Your instructions :: Turn the listing below, from its first line through the line holding "powheg-ratio-point [149, 701, 153, 705]", inclusive, into a JSON list of strings, one per line, with blank lines dropped.

Dataset records ::
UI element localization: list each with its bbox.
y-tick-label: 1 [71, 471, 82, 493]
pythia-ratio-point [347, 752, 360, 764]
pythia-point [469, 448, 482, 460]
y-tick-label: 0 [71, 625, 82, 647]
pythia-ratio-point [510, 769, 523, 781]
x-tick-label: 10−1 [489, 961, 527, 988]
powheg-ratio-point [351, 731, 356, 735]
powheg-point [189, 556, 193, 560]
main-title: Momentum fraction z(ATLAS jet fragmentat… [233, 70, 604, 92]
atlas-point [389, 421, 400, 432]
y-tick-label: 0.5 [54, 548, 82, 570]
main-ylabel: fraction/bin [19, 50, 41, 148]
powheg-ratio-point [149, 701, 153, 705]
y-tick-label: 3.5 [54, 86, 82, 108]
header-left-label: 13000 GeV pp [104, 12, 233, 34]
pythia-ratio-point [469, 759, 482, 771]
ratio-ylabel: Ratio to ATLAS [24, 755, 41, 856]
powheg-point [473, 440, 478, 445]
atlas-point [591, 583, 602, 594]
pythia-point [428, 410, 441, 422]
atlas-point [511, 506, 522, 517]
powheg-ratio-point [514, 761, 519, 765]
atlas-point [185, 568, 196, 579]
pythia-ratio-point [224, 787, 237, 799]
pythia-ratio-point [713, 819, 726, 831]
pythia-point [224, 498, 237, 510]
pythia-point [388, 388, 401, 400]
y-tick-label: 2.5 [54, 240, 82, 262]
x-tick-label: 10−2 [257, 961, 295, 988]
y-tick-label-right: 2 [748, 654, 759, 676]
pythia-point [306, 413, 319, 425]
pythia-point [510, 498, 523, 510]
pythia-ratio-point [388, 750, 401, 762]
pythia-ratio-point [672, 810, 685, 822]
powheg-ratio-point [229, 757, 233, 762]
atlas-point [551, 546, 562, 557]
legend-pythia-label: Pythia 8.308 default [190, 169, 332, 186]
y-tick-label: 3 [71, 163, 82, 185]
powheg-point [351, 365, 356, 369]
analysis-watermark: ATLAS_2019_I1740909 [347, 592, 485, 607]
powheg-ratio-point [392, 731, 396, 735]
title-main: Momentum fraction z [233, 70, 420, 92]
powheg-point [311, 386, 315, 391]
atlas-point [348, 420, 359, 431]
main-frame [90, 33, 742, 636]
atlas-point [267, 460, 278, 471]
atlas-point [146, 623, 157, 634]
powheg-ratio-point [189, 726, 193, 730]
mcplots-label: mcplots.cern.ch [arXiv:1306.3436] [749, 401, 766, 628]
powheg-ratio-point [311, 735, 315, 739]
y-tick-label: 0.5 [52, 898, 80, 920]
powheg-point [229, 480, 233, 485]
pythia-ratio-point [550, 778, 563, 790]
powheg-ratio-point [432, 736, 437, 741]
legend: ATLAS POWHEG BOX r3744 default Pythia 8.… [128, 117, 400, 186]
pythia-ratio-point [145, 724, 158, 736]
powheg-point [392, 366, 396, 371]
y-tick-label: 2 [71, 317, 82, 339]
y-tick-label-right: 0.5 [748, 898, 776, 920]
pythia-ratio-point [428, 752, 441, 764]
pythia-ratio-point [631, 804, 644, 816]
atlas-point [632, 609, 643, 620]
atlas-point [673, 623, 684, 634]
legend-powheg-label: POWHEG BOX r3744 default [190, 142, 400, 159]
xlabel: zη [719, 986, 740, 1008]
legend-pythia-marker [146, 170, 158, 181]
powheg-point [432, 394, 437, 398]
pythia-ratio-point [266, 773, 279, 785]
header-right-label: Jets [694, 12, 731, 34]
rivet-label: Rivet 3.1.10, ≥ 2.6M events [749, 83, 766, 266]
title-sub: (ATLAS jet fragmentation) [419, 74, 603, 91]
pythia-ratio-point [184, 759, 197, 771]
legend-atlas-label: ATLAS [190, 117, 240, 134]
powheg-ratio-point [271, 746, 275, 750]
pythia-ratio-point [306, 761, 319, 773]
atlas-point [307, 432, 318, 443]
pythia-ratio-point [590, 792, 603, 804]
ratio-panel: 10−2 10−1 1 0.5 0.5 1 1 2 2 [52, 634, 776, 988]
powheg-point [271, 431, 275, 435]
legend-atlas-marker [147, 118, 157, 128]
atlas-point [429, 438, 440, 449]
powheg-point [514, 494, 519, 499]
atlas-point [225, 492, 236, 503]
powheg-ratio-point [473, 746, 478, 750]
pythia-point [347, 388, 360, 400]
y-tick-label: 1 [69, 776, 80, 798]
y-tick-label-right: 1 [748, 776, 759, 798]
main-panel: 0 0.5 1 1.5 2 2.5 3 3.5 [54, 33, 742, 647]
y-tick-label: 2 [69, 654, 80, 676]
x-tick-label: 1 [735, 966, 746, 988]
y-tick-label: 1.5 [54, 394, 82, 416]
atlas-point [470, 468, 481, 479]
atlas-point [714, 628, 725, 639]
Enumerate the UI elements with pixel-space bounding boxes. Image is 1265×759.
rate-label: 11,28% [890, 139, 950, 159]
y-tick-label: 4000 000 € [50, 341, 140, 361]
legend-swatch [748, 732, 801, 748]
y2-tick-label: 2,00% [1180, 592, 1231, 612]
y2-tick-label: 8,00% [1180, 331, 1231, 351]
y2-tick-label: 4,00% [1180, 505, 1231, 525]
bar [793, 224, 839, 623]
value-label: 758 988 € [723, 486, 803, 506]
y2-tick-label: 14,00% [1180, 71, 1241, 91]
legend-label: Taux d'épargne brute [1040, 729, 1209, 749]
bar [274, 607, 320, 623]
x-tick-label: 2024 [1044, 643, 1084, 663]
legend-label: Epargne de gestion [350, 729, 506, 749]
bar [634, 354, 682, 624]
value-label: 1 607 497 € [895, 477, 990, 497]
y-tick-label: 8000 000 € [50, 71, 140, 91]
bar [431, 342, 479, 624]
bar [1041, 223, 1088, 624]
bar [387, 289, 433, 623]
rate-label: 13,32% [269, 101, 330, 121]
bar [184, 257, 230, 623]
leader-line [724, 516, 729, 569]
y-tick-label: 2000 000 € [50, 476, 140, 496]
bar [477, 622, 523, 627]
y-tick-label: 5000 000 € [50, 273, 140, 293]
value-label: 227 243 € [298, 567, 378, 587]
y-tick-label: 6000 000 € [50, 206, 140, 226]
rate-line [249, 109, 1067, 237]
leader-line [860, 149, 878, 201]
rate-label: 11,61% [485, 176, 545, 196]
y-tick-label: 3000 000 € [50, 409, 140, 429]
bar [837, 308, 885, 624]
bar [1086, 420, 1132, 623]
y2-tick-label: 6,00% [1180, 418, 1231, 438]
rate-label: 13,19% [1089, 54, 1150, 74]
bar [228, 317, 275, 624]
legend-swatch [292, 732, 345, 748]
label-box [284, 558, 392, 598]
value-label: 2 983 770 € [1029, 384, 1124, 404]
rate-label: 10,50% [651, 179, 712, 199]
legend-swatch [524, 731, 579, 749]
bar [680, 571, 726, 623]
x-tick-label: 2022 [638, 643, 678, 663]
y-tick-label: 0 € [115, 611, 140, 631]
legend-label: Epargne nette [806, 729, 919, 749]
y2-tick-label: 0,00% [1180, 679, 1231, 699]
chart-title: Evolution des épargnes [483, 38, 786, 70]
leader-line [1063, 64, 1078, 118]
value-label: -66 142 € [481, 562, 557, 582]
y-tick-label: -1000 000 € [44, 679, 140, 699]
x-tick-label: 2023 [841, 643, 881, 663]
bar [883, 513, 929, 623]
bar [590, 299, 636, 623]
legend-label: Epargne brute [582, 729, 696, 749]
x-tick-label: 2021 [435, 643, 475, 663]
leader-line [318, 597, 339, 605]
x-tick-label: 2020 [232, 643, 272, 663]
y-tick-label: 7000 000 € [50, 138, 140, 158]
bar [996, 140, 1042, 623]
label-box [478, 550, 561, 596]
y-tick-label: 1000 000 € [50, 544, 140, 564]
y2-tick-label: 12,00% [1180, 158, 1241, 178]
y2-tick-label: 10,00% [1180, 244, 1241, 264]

Output of the task ::
[
  "UI element localization: list each with its bbox.",
  "y-tick-label: 1 [71, 471, 82, 493]",
  "pythia-ratio-point [347, 752, 360, 764]",
  "pythia-point [469, 448, 482, 460]",
  "y-tick-label: 0 [71, 625, 82, 647]",
  "pythia-ratio-point [510, 769, 523, 781]",
  "x-tick-label: 10−1 [489, 961, 527, 988]",
  "powheg-ratio-point [351, 731, 356, 735]",
  "powheg-point [189, 556, 193, 560]",
  "main-title: Momentum fraction z(ATLAS jet fragmentat… [233, 70, 604, 92]",
  "atlas-point [389, 421, 400, 432]",
  "y-tick-label: 0.5 [54, 548, 82, 570]",
  "main-ylabel: fraction/bin [19, 50, 41, 148]",
  "powheg-ratio-point [149, 701, 153, 705]"
]